Exercise materials –
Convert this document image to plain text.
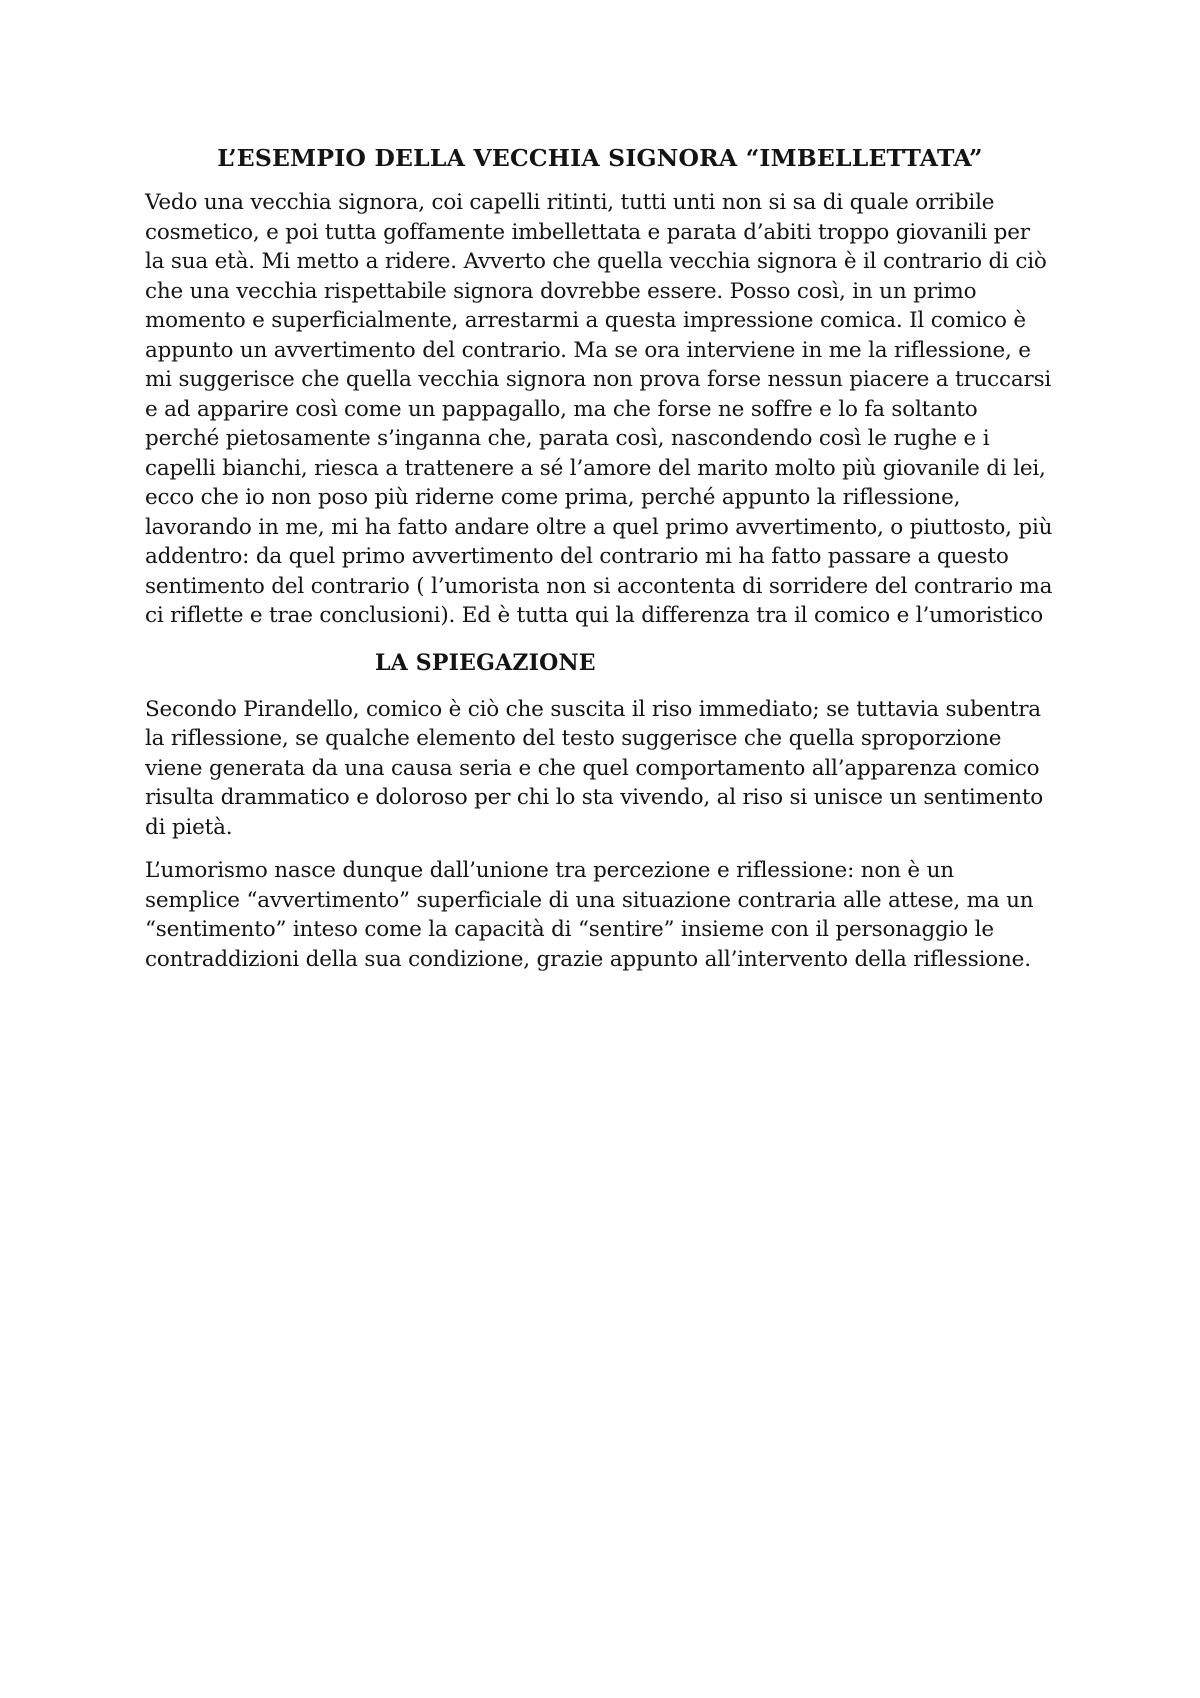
L’ESEMPIO DELLA VECCHIA SIGNORA “IMBELLETTATA”

Vedo una vecchia signora, coi capelli ritinti, tutti unti non si sa di quale orribile cosmetico, e poi tutta goffamente imbellettata e parata d’abiti troppo giovanili per la sua età. Mi metto a ridere. Avverto che quella vecchia signora è il contrario di ciò che una vecchia rispettabile signora dovrebbe essere. Posso così, in un primo momento e superficialmente, arrestarmi a questa impressione comica. Il comico è appunto un avvertimento del contrario. Ma se ora interviene in me la riflessione, e mi suggerisce che quella vecchia signora non prova forse nessun piacere a truccarsi e ad apparire così come un pappagallo, ma che forse ne soffre e lo fa soltanto perché pietosamente s’inganna che, parata così, nascondendo così le rughe e i capelli bianchi, riesca a trattenere a sé l’amore del marito molto più giovanile di lei, ecco che io non poso più riderne come prima, perché appunto la riflessione, lavorando in me, mi ha fatto andare oltre a quel primo avvertimento, o piuttosto, più addentro: da quel primo avvertimento del contrario mi ha fatto passare a questo sentimento del contrario ( l’umorista non si accontenta di sorridere del contrario ma ci riflette e trae conclusioni). Ed è tutta qui la differenza tra il comico e l’umoristico

LA SPIEGAZIONE

Secondo Pirandello, comico è ciò che suscita il riso immediato; se tuttavia subentra la riflessione, se qualche elemento del testo suggerisce che quella sproporzione viene generata da una causa seria e che quel comportamento all’apparenza comico risulta drammatico e doloroso per chi lo sta vivendo, al riso si unisce un sentimento di pietà.

L’umorismo nasce dunque dall’unione tra percezione e riflessione: non è un semplice “avvertimento” superficiale di una situazione contraria alle attese, ma un “sentimento” inteso come la capacità di “sentire” insieme con il personaggio le contraddizioni della sua condizione, grazie appunto all’intervento della riflessione.
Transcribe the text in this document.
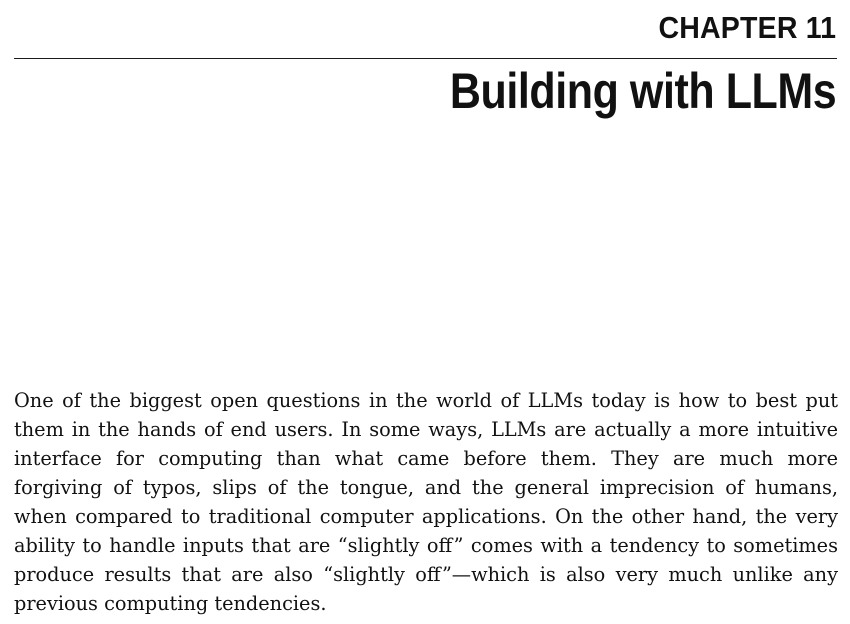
CHAPTER 11
Building with LLMs

One of the biggest open questions in the world of LLMs today is how to best put them in the hands of end users. In some ways, LLMs are actually a more intuitive interface for computing than what came before them. They are much more forgiving of typos, slips of the tongue, and the general imprecision of humans, when compared to traditional computer applications. On the other hand, the very ability to handle inputs that are “slightly off” comes with a tendency to sometimes produce results that are also “slightly off”—which is also very much unlike any previous computing tendencies.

Aim of the exercise – Quote each entry above verbatim and drop the pictures.

Problem solution –
Convert this document image to plain text.
L’ESEMPIO DELLA VECCHIA SIGNORA “IMBELLETTATA”

Vedo una vecchia signora, coi capelli ritinti, tutti unti non si sa di quale orribile cosmetico, e poi tutta goffamente imbellettata e parata d’abiti troppo giovanili per la sua età. Mi metto a ridere. Avverto che quella vecchia signora è il contrario di ciò che una vecchia rispettabile signora dovrebbe essere. Posso così, in un primo momento e superficialmente, arrestarmi a questa impressione comica. Il comico è appunto un avvertimento del contrario. Ma se ora interviene in me la riflessione, e mi suggerisce che quella vecchia signora non prova forse nessun piacere a truccarsi e ad apparire così come un pappagallo, ma che forse ne soffre e lo fa soltanto perché pietosamente s’inganna che, parata così, nascondendo così le rughe e i capelli bianchi, riesca a trattenere a sé l’amore del marito molto più giovanile di lei, ecco che io non poso più riderne come prima, perché appunto la riflessione, lavorando in me, mi ha fatto andare oltre a quel primo avvertimento, o piuttosto, più addentro: da quel primo avvertimento del contrario mi ha fatto passare a questo sentimento del contrario ( l’umorista non si accontenta di sorridere del contrario ma ci riflette e trae conclusioni). Ed è tutta qui la differenza tra il comico e l’umoristico

LA SPIEGAZIONE

Secondo Pirandello, comico è ciò che suscita il riso immediato; se tuttavia subentra la riflessione, se qualche elemento del testo suggerisce che quella sproporzione viene generata da una causa seria e che quel comportamento all’apparenza comico risulta drammatico e doloroso per chi lo sta vivendo, al riso si unisce un sentimento di pietà.

L’umorismo nasce dunque dall’unione tra percezione e riflessione: non è un semplice “avvertimento” superficiale di una situazione contraria alle attese, ma un “sentimento” inteso come la capacità di “sentire” insieme con il personaggio le contraddizioni della sua condizione, grazie appunto all’intervento della riflessione.
Transcribe the text in this document.
CHAPTER 11
Building with LLMs

One of the biggest open questions in the world of LLMs today is how to best put them in the hands of end users. In some ways, LLMs are actually a more intuitive interface for computing than what came before them. They are much more forgiving of typos, slips of the tongue, and the general imprecision of humans, when compared to traditional computer applications. On the other hand, the very ability to handle inputs that are “slightly off” comes with a tendency to sometimes produce results that are also “slightly off”—which is also very much unlike any previous computing tendencies.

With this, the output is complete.